Exercise inputs:
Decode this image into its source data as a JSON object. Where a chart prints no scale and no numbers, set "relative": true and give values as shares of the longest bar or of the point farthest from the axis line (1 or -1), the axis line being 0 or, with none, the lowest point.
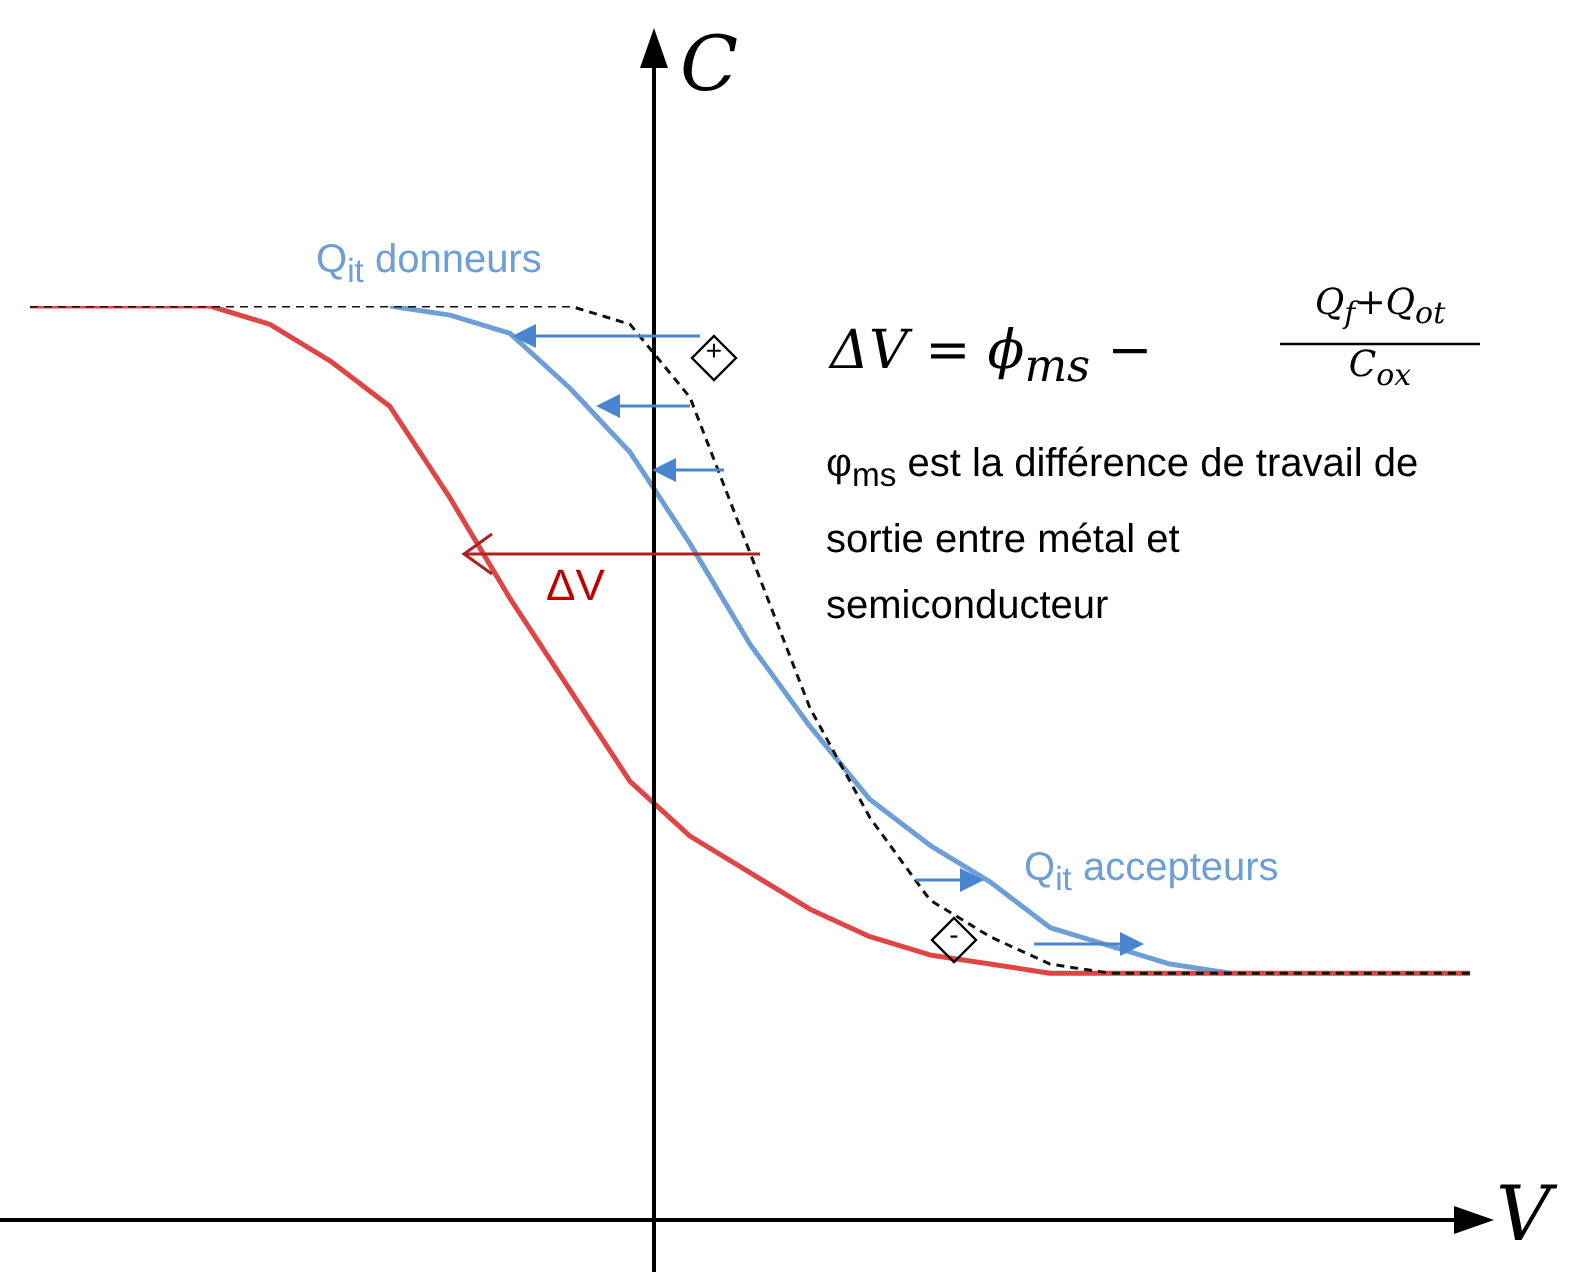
{
  "chart_data": {
    "type": "line",
    "relative": true,
    "xlabel": "V",
    "ylabel": "C",
    "categories": [
      null,
      null,
      null,
      null,
      null,
      null,
      null,
      null,
      null,
      null,
      null,
      null,
      null,
      null,
      null,
      null,
      null,
      null,
      null,
      null,
      null,
      null,
      null,
      null,
      null
    ],
    "series": [
      {
        "color": "#6d9fd6",
        "values": [
          null,
          null,
          null,
          null,
          null,
          null,
          1,
          0.99,
          0.97,
          0.91,
          0.84,
          0.74,
          0.63,
          0.54,
          0.46,
          0.41,
          0.37,
          0.32,
          0.3,
          0.28,
          0.27,
          null,
          null,
          null,
          null
        ]
      },
      {
        "color": "#e04545",
        "values": [
          1,
          1,
          1,
          1,
          0.98,
          0.94,
          0.89,
          0.79,
          0.68,
          0.58,
          0.48,
          0.42,
          0.38,
          0.34,
          0.31,
          0.29,
          0.28,
          0.27,
          0.27,
          0.27,
          0.27,
          0.27,
          0.27,
          0.27,
          0.27
        ]
      },
      {
        "color": "#111111",
        "line_style": "dashed",
        "values": [
          1,
          1,
          1,
          1,
          1,
          1,
          1,
          1,
          1,
          1,
          0.98,
          0.9,
          0.73,
          0.56,
          0.44,
          0.35,
          0.31,
          0.28,
          0.27,
          0.27,
          0.27,
          0.27,
          0.27,
          0.27,
          0.27
        ]
      }
    ],
    "annotations": [
      "Q$_{it}$ donneurs",
      "Q$_{it}$ accepteurs",
      "ΔV",
      "ΔV = ϕ$_{ms}$ −",
      "Q$_{f}$+Q$_{ot}$",
      "C$_{ox}$",
      "φ$_{ms}$ est la différence de travail de sortie entre métal et semiconducteur",
      "+",
      "-"
    ]
  }
}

Problem to solve: Copy every line of the data word for word, omitting the images.

Response to the exercise:
Decode this image into its source data as a JSON object. Where a chart prints no scale and no numbers, set "relative": true and give values as shares of the longest bar or of the point farthest from the axis line (1 or -1), the axis line being 0 or, with none, the lowest point.
{
  "chart_data": {
    "type": "line",
    "relative": true,
    "xlabel": "V",
    "ylabel": "C",
    "categories": [
      null,
      null,
      null,
      null,
      null,
      null,
      null,
      null,
      null,
      null,
      null,
      null,
      null,
      null,
      null,
      null,
      null,
      null,
      null,
      null,
      null,
      null,
      null,
      null,
      null
    ],
    "series": [
      {
        "color": "#6d9fd6",
        "values": [
          null,
          null,
          null,
          null,
          null,
          null,
          1,
          0.99,
          0.97,
          0.91,
          0.84,
          0.74,
          0.63,
          0.54,
          0.46,
          0.41,
          0.37,
          0.32,
          0.3,
          0.28,
          0.27,
          null,
          null,
          null,
          null
        ]
      },
      {
        "color": "#e04545",
        "values": [
          1,
          1,
          1,
          1,
          0.98,
          0.94,
          0.89,
          0.79,
          0.68,
          0.58,
          0.48,
          0.42,
          0.38,
          0.34,
          0.31,
          0.29,
          0.28,
          0.27,
          0.27,
          0.27,
          0.27,
          0.27,
          0.27,
          0.27,
          0.27
        ]
      },
      {
        "color": "#111111",
        "line_style": "dashed",
        "values": [
          1,
          1,
          1,
          1,
          1,
          1,
          1,
          1,
          1,
          1,
          0.98,
          0.9,
          0.73,
          0.56,
          0.44,
          0.35,
          0.31,
          0.28,
          0.27,
          0.27,
          0.27,
          0.27,
          0.27,
          0.27,
          0.27
        ]
      }
    ],
    "annotations": [
      "Q$_{it}$ donneurs",
      "Q$_{it}$ accepteurs",
      "ΔV",
      "ΔV = ϕ$_{ms}$ −",
      "Q$_{f}$+Q$_{ot}$",
      "C$_{ox}$",
      "φ$_{ms}$ est la différence de travail de sortie entre métal et semiconducteur",
      "+",
      "-"
    ]
  }
}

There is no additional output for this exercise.